> [Requirements]: From the listing, collect all lines containing the word "点的位移始终是".

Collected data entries
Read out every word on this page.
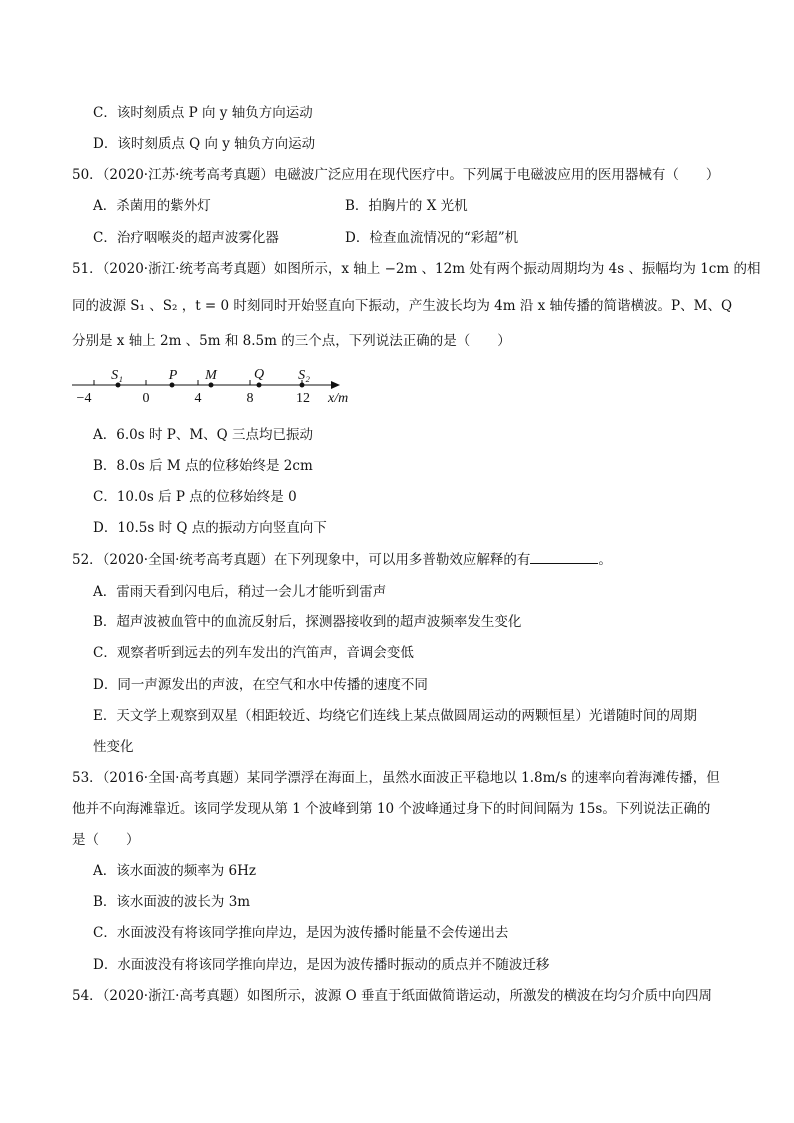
C．该时刻质点 P 向 y 轴负方向运动
D．该时刻质点 Q 向 y 轴负方向运动
50．（2020·江苏·统考高考真题）电磁波广泛应用在现代医疗中。下列属于电磁波应用的医用器械有（　　）
A．杀菌用的紫外灯	B．拍胸片的 X 光机
C．治疗咽喉炎的超声波雾化器	D．检查血流情况的“彩超”机
51．（2020·浙江·统考高考真题）如图所示，x 轴上 −2m 、12m 处有两个振动周期均为 4s 、振幅均为 1cm 的相
同的波源 S₁ 、S₂ ，t = 0 时刻同时开始竖直向下振动，产生波长均为 4m 沿 x 轴传播的简谐横波。P、M、Q
分别是 x 轴上 2m 、5m 和 8.5m 的三个点，下列说法正确的是（　　）
−4	0	4	8	12 x/m
S₁	P M	Q S₂
A．6.0s 时 P、M、Q 三点均已振动
B．8.0s 后 M 点的位移始终是 2cm
C．10.0s 后 P 点的位移始终是 0
D．10.5s 时 Q 点的振动方向竖直向下
52．（2020·全国·统考高考真题）在下列现象中，可以用多普勒效应解释的有	。
A．雷雨天看到闪电后，稍过一会儿才能听到雷声
B．超声波被血管中的血流反射后，探测器接收到的超声波频率发生变化
C．观察者听到远去的列车发出的汽笛声，音调会变低
D．同一声源发出的声波，在空气和水中传播的速度不同
E．天文学上观察到双星（相距较近、均绕它们连线上某点做圆周运动的两颗恒星）光谱随时间的周期
性变化
53．（2016·全国·高考真题）某同学漂浮在海面上，虽然水面波正平稳地以 1.8m/s 的速率向着海滩传播，但
他并不向海滩靠近。该同学发现从第 1 个波峰到第 10 个波峰通过身下的时间间隔为 15s。下列说法正确的
是（　　）
A．该水面波的频率为 6Hz
B．该水面波的波长为 3m
C．水面波没有将该同学推向岸边，是因为波传播时能量不会传递出去
D．水面波没有将该同学推向岸边，是因为波传播时振动的质点并不随波迁移
54．（2020·浙江·高考真题）如图所示，波源 O 垂直于纸面做简谐运动，所激发的横波在均匀介质中向四周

> [Answer to the exercise]:
B．8.0s 后 M 点的位移始终是 2cm
C．10.0s 后 P 点的位移始终是 0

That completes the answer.